Reading text:
************
Solving stiff hyperbolic equations with relaxation can be even more challenging than solving stiff ODEs. Indeed in a stiff hyperbolic equation, the fastest reactions are often not in equilibrium everywhere. The stiffness of the relaxation operator can cause many difficulties to numerical schemes, particularly on coarse, underresolved (\(\Delta t \gg \tau \)) grids. Stiff source terms and underresolved numerical methods, though stable, may yield spurious nonphysical or poor numerical solutions [46]. Accordingly, numerical schemes should be designed so that to satisfy some particular properties to ensure asymptotic convergence, accuracy, and stability.
In particular, numerical schemes should (i) use coarse grids [42] that do not resolve the small relaxation time \(\tau \), and still remain bounded by the Courant–Friedrichs–Lewy (CFL) stability constraint, governed by the sole convection part of the system, (ii) be asymptotic preserving [42, 47] meaning that the numerical scheme should be consistent with the asymptotic limit \(\tau \rightarrow 0\) for fixed \(\Delta x\), \(\Delta t\), that is the limiting scheme is a good discretization of the equilibrium system (47) even if the source term is underresolved. The numerical schemes should also (iii) be asymptotic accurate [47], that is preserve the order of accuracy in the stiff limit, (iv) strong stability preserving [47], strong stability is maintained at discrete level, and (v) well-balanced [43], preserving steady state numerically.
Fractional-step or splitting methods
In this work, the Godunov splitting (49) coupled with an implicit backward Euler ODE solver will be used for stiff problems (e.g. see [9, 17]), while the Strang splitting and a backward differentiation formula at order two (BDF2) will be used for less stiff problems. However, more complex and higher order time integrators for stiff relaxation terms exist, but are not considered in this work. These are in general not based on splitting methods, and are still the purpose of current researches. Among others, the family of implicit–explicit IMEX Runge–Kutta schemes [47] allows to define high order schemes using an explicit time discretization for numerical flux and an implicit (DIRK [49]) one for the relaxation operator. Other approaches like ADER-WENO schemes [43] are also available.
Applications
Plane waves in a one-dimensional finite medium with Riemann-type initial conditions
Chaboche’s viscoplastic constitutive model
Numerical elastic–plastic asymptotic limit
As \(\tau \) tends to zero, the computed elastic–viscoplastic solution should tend to the elastic–plastic one. On this test case, numerical solutions computed with the Strang and Godunov splitting are compared to that computed with classical P1-finite elements. The ODE system (50) computed for the finite volume numerical solution is solved by means of an implicit backward Euler scheme for the Godunov splitting and a backward differentiation formula at order two (BDF2) for the Strang splitting. Then the viscoplastic strain is updated explicitly (with a forward Euler scheme) at the end of the time step with the viscoplastic flow rule [(combining (13), (52) and (53)]. The finite element solution is coupled with a central difference explicit time integrator, uses a lumped mass matrix [4], and the constitutive equations are integrated with a radial return algorithm [6].
************
Supplied entries:
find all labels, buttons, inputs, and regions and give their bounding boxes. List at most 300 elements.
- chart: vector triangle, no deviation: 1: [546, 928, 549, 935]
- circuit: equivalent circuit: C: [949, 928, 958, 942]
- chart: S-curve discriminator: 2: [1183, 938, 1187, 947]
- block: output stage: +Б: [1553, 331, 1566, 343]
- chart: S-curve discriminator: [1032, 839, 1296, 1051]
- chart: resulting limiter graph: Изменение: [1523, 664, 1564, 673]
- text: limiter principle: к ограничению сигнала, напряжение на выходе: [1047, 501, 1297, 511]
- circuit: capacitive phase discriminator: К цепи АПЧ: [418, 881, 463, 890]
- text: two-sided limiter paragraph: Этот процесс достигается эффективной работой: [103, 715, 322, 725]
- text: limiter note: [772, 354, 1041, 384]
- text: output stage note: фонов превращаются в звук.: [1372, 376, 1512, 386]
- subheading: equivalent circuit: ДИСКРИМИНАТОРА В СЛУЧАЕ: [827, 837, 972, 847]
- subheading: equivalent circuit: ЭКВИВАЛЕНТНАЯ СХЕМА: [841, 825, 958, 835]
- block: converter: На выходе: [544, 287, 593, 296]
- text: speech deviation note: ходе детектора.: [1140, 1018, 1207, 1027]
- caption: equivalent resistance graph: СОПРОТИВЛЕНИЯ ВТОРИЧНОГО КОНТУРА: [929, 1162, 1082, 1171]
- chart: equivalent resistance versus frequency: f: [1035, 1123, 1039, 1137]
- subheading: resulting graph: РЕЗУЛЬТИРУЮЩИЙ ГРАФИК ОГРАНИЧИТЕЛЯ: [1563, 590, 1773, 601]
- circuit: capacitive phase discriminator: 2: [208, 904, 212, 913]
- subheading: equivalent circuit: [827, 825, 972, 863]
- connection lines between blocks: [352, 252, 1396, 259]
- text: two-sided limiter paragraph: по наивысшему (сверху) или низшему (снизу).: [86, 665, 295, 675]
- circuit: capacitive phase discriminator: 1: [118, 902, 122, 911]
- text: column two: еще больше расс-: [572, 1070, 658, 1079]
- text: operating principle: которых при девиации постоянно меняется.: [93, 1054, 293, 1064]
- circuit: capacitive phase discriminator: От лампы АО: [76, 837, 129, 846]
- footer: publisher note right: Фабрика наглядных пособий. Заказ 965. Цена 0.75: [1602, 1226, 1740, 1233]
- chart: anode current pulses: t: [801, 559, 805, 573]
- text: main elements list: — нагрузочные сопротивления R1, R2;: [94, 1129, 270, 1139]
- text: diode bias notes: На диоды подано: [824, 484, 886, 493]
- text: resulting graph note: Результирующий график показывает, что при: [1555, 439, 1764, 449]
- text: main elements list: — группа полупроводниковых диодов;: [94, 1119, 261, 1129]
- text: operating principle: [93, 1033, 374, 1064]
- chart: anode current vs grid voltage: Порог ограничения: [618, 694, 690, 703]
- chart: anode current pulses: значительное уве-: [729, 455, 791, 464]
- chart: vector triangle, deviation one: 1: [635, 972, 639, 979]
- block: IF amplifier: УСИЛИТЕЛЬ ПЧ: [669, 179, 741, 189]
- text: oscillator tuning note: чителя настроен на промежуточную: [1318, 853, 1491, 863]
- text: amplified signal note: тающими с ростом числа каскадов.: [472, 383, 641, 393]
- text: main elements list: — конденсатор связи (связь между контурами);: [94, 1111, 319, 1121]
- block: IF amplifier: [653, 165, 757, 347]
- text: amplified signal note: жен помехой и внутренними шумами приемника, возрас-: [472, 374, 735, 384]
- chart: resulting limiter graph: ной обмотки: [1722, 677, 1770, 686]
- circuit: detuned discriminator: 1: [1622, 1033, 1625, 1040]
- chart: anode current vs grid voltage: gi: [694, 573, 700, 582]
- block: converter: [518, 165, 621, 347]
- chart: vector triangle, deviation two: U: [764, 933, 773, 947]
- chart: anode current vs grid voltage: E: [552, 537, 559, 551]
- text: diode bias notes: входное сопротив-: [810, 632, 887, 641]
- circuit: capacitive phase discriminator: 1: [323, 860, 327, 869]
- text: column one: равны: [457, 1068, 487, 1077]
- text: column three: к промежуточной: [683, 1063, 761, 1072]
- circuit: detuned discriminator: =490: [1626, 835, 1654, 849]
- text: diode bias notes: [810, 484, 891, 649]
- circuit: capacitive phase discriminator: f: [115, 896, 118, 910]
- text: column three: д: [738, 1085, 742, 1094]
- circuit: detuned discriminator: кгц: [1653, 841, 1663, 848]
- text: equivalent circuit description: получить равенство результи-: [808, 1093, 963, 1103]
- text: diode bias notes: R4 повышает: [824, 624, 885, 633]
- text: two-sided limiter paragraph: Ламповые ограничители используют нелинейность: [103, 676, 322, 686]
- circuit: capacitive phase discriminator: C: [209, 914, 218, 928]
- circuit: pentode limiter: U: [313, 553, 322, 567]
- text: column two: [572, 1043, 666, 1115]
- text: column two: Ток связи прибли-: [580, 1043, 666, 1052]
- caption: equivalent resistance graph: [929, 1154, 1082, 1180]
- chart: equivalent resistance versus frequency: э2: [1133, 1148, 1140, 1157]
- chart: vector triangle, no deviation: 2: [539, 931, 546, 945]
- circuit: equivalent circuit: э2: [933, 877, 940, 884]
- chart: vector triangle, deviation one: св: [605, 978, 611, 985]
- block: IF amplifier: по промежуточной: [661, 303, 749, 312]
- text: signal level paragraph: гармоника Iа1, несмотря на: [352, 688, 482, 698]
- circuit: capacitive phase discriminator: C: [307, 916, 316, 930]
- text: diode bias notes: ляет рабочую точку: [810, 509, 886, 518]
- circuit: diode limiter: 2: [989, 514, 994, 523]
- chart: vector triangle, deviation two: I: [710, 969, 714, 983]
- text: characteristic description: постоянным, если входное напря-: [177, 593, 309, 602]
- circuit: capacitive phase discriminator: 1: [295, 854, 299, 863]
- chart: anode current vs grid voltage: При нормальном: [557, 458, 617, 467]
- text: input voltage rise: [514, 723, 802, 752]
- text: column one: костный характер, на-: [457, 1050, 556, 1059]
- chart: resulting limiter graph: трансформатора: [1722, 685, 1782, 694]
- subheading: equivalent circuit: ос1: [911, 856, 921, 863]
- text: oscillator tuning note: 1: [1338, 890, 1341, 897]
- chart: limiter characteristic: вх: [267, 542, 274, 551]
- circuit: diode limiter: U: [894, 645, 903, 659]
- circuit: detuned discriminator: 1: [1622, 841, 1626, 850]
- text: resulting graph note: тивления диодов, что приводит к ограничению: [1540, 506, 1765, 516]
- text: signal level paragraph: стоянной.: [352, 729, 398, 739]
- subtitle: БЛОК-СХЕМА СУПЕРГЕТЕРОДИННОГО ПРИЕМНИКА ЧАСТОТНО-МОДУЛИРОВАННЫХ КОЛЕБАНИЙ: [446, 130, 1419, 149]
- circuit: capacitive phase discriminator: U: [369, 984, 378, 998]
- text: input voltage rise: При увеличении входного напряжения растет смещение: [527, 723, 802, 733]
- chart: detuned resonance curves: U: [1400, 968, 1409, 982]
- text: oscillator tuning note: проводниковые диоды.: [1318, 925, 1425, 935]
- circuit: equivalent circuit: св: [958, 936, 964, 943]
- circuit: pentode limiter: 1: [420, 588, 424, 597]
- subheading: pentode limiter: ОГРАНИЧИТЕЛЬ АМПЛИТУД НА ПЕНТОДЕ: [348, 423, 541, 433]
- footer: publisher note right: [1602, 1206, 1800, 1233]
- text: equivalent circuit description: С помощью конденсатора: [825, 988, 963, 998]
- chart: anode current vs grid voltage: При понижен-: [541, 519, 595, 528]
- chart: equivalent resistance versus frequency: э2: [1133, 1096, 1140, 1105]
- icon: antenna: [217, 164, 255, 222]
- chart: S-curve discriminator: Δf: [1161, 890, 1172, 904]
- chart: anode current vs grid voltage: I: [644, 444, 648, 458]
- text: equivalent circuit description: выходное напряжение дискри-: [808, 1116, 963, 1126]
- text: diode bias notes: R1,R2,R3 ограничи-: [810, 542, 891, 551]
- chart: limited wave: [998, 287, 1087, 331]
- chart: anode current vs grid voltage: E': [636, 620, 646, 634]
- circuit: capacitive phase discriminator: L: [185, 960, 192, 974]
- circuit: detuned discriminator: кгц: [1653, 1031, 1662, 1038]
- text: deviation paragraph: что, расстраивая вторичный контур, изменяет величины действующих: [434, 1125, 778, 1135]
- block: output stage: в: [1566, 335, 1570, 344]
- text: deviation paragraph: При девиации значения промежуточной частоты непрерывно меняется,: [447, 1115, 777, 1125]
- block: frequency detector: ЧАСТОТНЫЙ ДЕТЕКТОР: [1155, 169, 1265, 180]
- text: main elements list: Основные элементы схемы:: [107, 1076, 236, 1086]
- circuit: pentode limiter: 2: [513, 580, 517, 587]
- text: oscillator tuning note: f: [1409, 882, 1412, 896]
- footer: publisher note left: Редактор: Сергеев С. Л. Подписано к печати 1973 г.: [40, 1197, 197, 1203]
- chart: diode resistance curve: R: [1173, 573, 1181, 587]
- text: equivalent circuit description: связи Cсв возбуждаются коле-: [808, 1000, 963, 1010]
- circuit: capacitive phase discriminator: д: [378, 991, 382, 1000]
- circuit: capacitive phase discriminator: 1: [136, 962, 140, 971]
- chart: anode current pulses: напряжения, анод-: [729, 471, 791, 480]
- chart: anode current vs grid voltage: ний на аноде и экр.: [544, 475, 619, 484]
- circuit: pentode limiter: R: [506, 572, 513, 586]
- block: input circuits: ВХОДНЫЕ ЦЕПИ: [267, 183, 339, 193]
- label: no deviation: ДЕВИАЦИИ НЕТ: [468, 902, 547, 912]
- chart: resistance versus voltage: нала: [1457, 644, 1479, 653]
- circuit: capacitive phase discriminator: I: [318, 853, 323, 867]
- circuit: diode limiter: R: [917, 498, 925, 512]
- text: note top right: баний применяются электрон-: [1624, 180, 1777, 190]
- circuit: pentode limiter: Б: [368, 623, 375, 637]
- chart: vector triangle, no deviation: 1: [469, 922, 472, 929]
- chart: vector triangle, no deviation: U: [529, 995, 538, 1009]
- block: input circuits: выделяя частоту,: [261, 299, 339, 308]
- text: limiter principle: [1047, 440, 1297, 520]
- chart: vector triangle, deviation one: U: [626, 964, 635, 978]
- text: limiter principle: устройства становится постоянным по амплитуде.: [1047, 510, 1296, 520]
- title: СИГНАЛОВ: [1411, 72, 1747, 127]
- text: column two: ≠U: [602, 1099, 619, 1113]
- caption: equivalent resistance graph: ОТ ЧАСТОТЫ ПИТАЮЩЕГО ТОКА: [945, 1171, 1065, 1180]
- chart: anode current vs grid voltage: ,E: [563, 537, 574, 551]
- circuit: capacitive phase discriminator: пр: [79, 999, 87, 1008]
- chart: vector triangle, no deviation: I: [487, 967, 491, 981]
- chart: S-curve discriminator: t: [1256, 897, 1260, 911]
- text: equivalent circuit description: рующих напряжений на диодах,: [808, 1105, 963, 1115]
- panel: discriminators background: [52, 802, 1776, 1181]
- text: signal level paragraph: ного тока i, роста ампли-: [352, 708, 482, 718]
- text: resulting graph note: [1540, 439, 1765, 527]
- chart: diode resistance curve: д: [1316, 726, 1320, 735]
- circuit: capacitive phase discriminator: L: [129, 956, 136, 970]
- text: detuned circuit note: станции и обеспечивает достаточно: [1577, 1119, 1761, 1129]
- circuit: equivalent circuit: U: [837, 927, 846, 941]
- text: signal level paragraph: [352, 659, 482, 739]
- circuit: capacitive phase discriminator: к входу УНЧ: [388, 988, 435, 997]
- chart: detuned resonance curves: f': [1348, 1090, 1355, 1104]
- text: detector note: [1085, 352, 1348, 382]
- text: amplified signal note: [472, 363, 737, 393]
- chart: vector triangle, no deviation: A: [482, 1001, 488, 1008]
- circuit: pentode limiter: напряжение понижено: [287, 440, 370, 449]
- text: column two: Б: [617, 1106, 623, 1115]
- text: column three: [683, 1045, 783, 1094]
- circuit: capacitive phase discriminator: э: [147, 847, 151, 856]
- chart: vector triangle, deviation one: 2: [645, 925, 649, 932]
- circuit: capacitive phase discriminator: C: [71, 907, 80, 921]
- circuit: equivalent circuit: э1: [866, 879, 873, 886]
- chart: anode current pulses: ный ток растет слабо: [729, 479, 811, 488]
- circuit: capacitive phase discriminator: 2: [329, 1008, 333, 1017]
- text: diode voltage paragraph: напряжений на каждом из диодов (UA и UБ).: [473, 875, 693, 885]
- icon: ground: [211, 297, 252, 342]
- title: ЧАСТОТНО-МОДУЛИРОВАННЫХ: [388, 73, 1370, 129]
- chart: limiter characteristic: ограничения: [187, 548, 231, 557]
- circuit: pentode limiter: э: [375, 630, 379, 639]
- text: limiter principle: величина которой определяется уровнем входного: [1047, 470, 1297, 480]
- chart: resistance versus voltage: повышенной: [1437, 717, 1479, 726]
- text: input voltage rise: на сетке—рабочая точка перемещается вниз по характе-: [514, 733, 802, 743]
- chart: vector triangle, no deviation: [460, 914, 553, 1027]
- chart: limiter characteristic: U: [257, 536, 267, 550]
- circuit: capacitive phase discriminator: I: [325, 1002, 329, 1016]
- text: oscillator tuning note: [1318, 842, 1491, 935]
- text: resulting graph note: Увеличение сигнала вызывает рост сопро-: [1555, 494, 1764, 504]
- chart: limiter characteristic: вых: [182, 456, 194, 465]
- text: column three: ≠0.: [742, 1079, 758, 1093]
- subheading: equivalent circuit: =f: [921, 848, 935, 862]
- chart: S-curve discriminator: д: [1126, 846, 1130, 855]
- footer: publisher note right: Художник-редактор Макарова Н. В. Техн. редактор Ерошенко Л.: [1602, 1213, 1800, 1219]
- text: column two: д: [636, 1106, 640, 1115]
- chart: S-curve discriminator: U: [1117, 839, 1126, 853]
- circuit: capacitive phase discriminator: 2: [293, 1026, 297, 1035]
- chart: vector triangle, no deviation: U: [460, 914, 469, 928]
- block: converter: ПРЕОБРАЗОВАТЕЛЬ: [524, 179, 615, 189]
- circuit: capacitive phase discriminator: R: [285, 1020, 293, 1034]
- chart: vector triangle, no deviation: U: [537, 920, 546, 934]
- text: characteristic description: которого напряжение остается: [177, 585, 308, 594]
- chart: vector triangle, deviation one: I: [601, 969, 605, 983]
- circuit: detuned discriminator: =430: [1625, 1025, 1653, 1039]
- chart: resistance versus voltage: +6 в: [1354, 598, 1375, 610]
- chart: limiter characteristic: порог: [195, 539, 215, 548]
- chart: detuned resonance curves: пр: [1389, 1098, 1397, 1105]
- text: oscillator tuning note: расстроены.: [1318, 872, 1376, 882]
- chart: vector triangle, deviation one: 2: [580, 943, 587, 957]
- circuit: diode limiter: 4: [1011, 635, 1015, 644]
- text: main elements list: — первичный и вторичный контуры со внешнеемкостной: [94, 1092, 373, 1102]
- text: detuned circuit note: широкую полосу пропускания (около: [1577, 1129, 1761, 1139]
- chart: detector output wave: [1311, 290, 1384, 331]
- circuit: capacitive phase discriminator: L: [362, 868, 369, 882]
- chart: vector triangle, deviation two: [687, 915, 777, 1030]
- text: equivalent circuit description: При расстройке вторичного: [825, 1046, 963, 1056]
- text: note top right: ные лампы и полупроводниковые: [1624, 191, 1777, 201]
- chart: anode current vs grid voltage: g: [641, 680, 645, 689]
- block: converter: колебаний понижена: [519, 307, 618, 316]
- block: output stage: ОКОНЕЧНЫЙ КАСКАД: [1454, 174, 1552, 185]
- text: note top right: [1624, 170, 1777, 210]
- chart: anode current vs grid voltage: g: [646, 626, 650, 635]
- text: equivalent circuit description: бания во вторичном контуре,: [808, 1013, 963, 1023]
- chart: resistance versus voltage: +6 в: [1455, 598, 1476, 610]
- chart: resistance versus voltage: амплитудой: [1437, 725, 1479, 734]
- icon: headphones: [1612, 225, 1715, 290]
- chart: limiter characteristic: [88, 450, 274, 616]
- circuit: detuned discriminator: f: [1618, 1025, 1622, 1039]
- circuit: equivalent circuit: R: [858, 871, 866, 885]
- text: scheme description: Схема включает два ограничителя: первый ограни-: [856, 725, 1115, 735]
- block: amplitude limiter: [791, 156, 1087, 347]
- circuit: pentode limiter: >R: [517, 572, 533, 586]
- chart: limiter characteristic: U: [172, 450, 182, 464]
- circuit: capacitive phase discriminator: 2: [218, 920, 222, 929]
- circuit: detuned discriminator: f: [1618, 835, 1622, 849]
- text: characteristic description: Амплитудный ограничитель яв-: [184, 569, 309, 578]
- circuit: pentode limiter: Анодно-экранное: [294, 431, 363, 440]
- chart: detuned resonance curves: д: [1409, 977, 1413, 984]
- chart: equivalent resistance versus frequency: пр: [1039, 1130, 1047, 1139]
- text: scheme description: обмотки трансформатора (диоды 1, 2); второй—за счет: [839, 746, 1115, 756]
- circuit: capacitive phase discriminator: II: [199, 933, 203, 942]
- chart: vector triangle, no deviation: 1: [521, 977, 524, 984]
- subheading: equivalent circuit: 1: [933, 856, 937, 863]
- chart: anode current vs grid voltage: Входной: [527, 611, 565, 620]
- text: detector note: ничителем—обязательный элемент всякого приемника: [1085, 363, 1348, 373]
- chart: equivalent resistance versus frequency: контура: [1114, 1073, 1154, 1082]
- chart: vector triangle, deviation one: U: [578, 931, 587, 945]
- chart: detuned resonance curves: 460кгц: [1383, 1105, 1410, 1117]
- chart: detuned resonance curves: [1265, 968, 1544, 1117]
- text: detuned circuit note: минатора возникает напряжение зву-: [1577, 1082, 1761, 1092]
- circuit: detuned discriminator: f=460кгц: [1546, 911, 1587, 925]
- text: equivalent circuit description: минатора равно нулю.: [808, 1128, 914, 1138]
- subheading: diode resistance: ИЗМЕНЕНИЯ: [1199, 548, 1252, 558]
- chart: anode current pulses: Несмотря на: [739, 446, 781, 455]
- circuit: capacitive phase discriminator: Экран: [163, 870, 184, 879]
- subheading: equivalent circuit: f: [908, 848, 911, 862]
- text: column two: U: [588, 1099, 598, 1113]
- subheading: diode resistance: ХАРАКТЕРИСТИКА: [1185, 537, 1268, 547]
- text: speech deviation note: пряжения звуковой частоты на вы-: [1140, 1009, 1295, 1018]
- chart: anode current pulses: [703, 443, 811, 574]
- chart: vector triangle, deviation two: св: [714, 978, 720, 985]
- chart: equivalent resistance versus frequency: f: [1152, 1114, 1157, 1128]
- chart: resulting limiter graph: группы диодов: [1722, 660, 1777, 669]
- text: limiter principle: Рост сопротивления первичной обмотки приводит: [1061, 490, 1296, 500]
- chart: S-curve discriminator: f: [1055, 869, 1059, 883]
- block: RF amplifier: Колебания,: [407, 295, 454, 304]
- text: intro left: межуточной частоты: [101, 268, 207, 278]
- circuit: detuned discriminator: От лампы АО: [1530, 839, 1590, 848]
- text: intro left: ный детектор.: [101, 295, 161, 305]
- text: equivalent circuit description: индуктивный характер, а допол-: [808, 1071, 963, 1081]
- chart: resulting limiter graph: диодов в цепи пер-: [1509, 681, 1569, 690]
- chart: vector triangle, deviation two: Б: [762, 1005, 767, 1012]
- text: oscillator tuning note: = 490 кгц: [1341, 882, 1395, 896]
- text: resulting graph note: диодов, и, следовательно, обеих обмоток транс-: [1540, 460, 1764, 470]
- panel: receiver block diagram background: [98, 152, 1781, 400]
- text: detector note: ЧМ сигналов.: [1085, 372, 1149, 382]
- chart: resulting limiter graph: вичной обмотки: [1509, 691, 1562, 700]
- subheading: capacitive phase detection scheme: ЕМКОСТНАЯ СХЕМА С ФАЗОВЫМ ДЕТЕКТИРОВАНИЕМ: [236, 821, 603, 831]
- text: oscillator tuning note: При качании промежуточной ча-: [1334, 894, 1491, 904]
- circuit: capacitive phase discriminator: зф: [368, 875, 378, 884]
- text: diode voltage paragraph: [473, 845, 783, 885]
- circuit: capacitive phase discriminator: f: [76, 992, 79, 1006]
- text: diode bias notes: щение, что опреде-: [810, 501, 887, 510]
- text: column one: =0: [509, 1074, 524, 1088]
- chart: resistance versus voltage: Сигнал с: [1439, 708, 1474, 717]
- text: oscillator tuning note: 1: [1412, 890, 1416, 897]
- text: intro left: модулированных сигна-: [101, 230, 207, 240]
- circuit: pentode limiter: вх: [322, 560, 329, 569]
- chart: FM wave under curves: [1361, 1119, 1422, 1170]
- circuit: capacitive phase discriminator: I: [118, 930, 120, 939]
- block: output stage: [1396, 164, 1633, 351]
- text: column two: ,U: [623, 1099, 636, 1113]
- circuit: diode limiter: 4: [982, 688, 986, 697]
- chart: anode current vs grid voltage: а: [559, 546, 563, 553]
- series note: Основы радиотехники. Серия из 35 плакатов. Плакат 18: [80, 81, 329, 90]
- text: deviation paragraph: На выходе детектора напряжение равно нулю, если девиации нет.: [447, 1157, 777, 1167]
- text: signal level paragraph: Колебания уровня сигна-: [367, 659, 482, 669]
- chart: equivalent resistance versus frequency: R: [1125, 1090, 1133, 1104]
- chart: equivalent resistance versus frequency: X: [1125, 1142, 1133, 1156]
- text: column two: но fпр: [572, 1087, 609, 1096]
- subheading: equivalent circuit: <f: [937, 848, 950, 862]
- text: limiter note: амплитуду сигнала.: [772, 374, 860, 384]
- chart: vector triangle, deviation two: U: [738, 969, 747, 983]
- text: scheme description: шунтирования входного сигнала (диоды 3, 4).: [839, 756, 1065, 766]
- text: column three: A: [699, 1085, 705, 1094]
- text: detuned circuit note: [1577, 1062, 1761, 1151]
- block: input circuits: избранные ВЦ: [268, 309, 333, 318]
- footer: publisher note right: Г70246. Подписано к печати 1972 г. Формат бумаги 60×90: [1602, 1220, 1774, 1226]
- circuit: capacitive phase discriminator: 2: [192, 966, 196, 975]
************
The exercise:
Carry on the text about numerical schemes for stiff hyperbolic equations with relaxation, beginning right after its final sentence.

Answer to the exercise:
Material parameters
\(E = 200\) GPa | \(\sigma _{y} = 400\) MPa |
\(\nu = 0.3\) | \(D = 10\) GPa |
\(\rho =7800\) kg/m\(^{3}\) | \(K = 24.3\) MPa s |
\(N = 4.37\) |
In Fig. 5a, a moderately low relaxation time is considered, viscous effects are observable since the numerical elastic–viscoplastic solutions are smoother than the elastic–plastic one. Moreover, an increased apparent tensile yield stress is observable. FEM and Godunov splitting solutions are superposed while the Strang one appears slightly in advance. In Fig. 5b, a lower relaxation time \(\tau \) is set; viscous effects are now less apparent, but the same global behaviour than previously is observed. For a very low relaxation time (see Fig. 5c), the numerical solutions now conform as well as their respective possibility to the elastic–plastic analytical solution. A local overshoot occurs in the viscoplastic strains computed by the Godunov splitting scheme, and small oscillations appear: they do not subsist if the viscoplastic flow rule is solved implicitly together with the source term. The Strang solution shows an error in computing the sound speed of plastic waves, actually it shows a stiff behaviour. Indeed, this very low relaxation time leads to compute a numerical solution on an underresolved grid, since it becomes far smaller than the time step dicted by the convection part of the system. It is well-known that though Strang splitting can yield second-order accuracy for smooth solutions and non-stiff problems, it may fail to correctly compute wave speeds on underresolved grids, even with L-stable ODE solvers (see e.g. [46]).
Energy balance
As the relaxation parameter \(\tau \) decreases, the energy numerically dissipated by the Godunov splitting slightly increases, while the Strang time evolution of the total energy decreases markedly: it is associated to the appearance of its stiff behaviour (Fig. 5c).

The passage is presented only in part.